begin

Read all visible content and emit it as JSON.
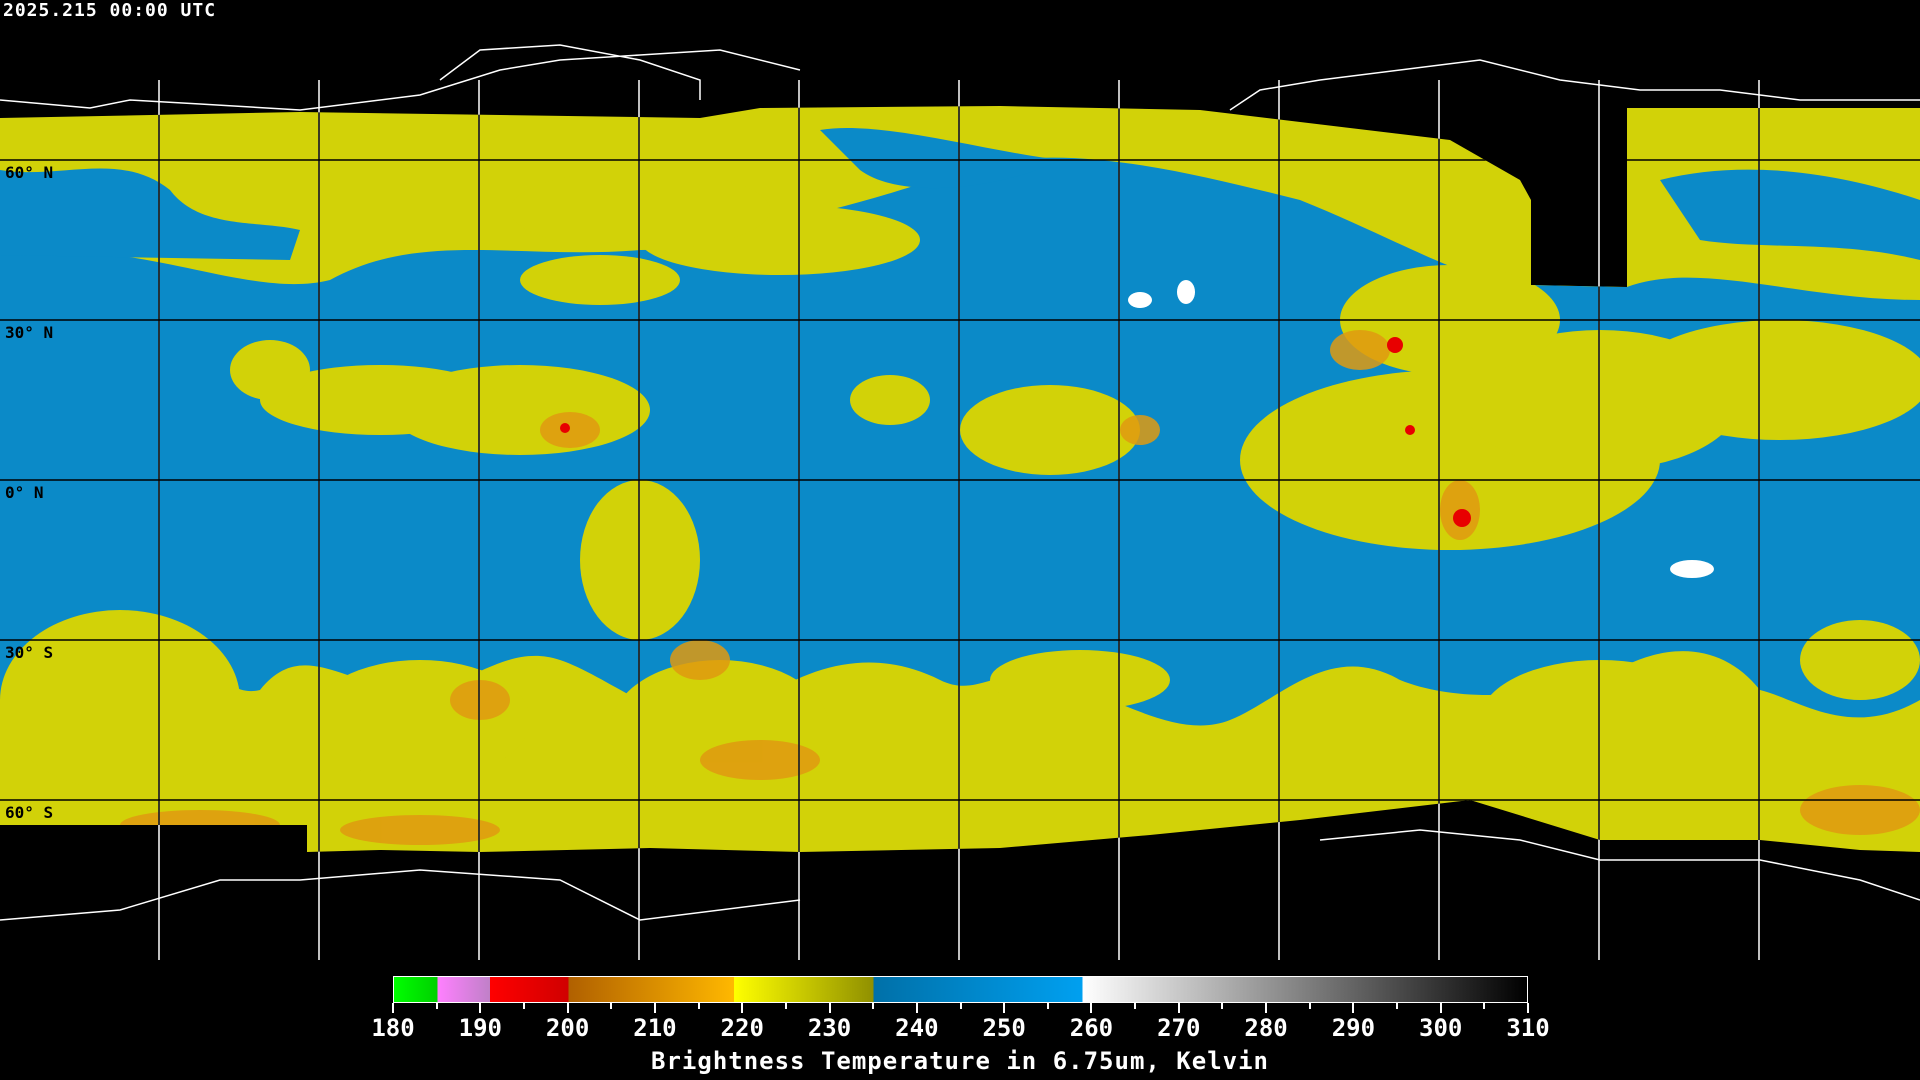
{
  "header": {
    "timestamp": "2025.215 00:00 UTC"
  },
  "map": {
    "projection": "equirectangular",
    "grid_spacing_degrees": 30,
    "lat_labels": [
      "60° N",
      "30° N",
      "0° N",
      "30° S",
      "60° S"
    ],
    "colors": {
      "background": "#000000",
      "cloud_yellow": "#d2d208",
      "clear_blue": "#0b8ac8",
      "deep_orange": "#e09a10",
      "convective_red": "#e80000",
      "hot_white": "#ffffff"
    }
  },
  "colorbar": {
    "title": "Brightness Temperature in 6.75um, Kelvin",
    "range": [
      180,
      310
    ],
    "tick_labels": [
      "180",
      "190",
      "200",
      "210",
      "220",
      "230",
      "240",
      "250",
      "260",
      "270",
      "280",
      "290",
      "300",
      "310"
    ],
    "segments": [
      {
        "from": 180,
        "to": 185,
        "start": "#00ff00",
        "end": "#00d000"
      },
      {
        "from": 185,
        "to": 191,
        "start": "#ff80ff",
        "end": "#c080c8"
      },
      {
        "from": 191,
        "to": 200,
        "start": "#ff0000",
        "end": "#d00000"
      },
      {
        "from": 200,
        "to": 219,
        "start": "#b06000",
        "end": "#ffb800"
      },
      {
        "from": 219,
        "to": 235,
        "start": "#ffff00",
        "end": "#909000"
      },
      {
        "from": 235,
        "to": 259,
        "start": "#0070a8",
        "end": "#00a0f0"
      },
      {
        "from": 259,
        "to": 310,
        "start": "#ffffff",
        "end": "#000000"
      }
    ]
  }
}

end
begin

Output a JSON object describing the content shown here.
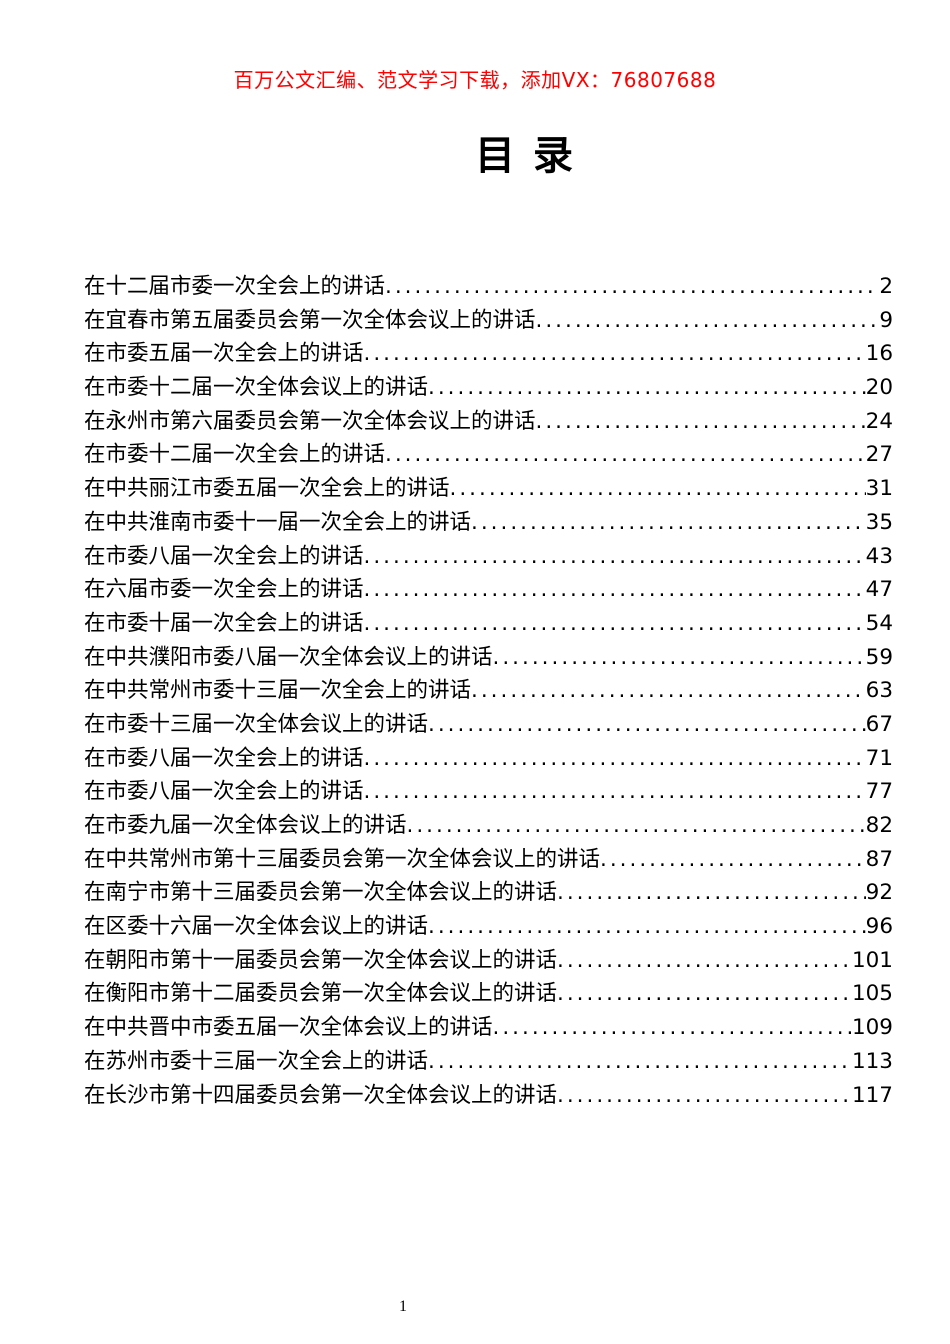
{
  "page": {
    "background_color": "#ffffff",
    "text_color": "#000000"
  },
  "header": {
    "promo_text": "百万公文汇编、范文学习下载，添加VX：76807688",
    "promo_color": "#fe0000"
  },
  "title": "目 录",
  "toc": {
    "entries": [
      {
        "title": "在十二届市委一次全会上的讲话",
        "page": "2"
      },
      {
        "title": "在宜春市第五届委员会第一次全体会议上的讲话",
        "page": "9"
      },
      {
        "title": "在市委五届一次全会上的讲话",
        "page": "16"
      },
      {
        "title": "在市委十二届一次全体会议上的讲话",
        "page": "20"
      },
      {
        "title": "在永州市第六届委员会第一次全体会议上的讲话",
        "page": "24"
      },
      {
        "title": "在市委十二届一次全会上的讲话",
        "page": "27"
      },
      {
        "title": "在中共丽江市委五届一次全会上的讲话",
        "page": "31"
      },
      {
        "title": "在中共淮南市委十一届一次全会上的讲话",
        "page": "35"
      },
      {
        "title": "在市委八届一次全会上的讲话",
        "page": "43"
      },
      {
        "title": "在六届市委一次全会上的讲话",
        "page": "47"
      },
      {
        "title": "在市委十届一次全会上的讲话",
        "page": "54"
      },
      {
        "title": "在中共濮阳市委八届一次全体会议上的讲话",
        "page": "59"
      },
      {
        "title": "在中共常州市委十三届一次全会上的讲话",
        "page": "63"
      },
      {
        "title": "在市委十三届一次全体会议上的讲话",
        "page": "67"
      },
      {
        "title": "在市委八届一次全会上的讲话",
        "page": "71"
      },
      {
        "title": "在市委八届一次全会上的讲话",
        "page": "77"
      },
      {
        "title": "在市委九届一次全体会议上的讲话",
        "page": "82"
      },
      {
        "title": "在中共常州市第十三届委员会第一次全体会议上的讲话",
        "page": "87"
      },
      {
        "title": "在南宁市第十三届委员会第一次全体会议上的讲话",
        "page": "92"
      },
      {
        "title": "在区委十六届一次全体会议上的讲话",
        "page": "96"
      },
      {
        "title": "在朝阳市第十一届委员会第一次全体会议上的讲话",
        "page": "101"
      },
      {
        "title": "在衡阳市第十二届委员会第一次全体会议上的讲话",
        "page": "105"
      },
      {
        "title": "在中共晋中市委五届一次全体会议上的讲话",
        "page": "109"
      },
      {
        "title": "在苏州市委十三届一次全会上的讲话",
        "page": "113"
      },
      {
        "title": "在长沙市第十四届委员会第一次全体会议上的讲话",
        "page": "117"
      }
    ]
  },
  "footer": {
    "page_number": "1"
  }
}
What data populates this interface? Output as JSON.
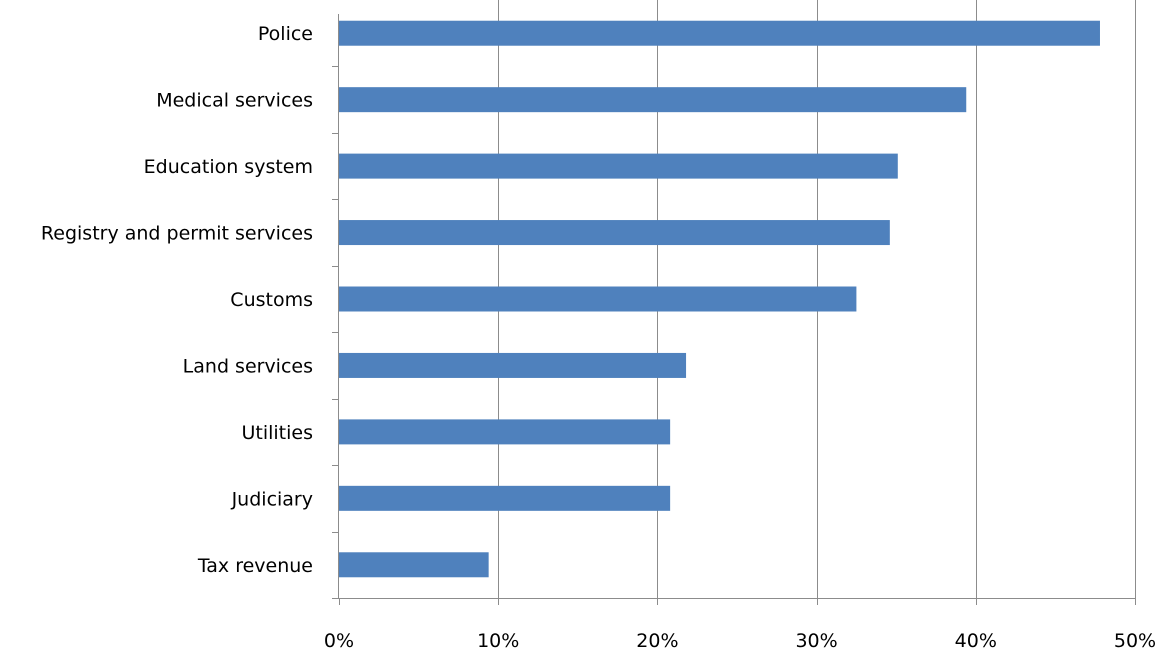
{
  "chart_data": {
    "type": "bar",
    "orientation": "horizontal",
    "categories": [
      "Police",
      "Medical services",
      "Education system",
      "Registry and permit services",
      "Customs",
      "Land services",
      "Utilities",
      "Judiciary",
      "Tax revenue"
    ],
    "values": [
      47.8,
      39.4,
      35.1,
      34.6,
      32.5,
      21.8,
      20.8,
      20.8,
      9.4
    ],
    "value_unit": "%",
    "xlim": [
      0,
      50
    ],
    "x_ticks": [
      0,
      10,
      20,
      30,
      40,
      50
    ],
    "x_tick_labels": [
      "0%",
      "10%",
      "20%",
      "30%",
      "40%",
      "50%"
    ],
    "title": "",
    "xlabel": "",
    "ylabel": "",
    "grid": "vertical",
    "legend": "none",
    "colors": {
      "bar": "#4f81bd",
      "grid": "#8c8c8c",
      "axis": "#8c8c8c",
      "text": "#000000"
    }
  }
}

end

**Task instructions**
How many lines of the listing include the string "start"? Answer with the number alone.

**Problem solution**
7